** TASK BRIEF **
Below are records; work out how many of their lines contain "Index" and give only that number.

** GIVEN RECORDS **
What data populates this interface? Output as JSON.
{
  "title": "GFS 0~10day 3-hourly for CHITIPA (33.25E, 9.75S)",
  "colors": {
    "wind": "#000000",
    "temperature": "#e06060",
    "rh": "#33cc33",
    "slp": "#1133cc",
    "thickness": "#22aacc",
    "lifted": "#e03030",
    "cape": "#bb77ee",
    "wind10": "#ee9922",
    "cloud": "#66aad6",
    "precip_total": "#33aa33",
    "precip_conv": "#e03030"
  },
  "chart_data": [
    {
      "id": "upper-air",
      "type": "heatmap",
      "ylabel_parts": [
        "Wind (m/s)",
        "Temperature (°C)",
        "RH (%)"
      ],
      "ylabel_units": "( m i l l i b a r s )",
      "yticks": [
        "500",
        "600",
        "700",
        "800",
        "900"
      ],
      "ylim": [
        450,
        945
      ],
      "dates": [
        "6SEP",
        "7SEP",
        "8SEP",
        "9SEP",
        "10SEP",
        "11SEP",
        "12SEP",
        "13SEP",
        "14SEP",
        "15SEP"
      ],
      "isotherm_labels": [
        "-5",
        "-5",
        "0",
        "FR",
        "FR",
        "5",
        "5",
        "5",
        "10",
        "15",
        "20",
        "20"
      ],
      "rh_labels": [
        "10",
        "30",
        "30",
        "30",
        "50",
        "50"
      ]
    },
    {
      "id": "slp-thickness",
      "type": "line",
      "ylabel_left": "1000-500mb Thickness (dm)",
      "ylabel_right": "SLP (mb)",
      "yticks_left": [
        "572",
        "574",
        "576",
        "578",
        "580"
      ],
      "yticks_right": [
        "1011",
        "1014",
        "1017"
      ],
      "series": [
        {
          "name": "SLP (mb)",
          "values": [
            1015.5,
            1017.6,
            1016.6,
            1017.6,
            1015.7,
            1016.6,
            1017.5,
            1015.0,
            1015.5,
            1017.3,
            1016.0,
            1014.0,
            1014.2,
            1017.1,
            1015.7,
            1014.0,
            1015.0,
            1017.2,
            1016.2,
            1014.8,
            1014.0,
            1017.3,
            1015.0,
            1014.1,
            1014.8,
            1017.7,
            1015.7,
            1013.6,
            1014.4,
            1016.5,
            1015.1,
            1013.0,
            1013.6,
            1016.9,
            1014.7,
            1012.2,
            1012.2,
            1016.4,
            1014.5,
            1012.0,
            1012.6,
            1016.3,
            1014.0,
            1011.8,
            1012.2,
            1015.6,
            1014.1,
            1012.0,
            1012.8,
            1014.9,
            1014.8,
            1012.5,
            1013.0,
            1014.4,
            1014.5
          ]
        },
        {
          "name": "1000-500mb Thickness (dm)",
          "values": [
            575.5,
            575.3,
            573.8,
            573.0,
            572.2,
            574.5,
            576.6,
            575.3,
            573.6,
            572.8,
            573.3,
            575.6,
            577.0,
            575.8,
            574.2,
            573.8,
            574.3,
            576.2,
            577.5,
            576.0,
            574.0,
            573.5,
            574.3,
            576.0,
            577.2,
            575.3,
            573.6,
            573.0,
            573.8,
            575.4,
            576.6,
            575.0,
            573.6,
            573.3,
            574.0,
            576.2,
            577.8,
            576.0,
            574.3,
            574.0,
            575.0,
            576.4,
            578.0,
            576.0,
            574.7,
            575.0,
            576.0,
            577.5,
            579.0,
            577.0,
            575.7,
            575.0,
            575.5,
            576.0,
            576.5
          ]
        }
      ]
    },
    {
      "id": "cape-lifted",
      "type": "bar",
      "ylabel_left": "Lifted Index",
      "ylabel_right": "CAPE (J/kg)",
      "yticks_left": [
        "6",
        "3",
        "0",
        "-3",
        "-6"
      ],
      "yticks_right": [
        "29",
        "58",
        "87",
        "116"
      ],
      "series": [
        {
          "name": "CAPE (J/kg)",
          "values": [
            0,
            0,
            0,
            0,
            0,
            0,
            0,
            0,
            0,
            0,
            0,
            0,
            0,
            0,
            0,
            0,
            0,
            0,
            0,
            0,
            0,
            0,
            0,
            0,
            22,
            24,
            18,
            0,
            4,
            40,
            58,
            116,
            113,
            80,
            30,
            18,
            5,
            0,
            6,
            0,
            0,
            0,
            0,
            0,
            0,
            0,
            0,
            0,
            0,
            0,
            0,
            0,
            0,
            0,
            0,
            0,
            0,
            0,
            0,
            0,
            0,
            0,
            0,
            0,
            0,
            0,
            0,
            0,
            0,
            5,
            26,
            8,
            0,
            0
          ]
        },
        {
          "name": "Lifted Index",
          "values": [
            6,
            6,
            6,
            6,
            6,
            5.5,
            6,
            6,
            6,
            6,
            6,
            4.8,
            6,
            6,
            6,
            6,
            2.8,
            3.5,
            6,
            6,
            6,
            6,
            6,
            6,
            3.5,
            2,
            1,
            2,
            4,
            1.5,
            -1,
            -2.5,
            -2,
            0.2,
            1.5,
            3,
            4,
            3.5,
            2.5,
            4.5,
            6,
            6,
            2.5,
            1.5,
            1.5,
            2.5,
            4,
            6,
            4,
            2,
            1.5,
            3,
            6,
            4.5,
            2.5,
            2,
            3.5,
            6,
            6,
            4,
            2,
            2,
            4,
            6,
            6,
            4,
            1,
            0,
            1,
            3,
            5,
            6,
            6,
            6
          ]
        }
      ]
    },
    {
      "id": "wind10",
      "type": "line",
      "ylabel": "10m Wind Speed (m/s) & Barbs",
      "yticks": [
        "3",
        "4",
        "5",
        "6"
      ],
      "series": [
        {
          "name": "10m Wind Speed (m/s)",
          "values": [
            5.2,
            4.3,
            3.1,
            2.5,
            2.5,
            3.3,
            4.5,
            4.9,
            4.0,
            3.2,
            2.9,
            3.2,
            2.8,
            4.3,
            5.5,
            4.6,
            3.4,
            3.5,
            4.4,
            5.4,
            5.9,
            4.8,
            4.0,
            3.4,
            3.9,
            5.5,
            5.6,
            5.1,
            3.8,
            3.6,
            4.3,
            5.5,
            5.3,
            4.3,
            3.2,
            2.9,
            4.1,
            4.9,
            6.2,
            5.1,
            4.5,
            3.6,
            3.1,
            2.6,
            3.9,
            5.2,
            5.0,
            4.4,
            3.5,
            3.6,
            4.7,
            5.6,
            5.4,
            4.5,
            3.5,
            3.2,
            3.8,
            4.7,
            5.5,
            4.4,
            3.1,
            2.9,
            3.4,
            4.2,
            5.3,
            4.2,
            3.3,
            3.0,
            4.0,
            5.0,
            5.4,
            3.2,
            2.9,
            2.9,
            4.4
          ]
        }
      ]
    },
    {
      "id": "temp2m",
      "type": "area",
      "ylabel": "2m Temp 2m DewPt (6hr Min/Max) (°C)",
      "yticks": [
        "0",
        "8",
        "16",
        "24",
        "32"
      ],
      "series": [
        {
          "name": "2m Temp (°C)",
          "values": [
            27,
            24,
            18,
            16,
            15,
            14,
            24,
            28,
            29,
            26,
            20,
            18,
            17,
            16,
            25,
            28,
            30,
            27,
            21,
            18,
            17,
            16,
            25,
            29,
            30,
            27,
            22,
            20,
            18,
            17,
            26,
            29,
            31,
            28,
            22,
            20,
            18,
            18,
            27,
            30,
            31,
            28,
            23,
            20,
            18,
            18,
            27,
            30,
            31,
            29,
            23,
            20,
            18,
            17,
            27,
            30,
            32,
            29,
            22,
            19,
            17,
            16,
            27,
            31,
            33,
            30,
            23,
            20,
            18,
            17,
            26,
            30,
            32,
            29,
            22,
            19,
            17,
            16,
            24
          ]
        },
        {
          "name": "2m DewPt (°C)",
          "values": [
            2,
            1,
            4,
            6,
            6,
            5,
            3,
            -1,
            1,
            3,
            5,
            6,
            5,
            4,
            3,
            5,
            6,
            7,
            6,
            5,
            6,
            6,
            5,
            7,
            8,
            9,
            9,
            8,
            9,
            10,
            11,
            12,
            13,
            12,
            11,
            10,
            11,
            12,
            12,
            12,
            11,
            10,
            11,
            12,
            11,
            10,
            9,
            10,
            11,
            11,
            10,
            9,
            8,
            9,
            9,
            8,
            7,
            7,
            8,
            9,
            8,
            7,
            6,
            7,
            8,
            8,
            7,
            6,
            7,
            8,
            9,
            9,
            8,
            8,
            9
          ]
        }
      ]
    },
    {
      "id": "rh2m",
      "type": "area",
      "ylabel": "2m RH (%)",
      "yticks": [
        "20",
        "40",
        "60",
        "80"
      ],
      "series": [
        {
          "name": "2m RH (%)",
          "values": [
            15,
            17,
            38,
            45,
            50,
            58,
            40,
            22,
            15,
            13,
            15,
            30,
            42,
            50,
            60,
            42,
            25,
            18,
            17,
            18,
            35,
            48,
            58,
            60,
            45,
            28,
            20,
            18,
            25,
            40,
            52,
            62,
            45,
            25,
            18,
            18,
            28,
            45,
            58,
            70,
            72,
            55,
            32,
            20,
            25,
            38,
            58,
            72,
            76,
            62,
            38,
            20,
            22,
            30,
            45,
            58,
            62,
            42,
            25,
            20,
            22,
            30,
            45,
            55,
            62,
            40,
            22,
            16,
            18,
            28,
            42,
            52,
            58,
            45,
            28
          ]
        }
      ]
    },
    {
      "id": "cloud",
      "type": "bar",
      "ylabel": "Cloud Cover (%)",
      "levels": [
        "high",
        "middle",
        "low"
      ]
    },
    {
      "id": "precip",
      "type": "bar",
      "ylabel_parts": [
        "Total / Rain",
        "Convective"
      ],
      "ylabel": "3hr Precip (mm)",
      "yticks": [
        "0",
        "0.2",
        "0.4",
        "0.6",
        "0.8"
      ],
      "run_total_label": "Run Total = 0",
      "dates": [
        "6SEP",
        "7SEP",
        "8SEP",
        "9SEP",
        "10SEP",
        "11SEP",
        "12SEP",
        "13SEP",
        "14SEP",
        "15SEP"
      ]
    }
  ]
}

** SOLUTION TO THIS EXERCISE **
2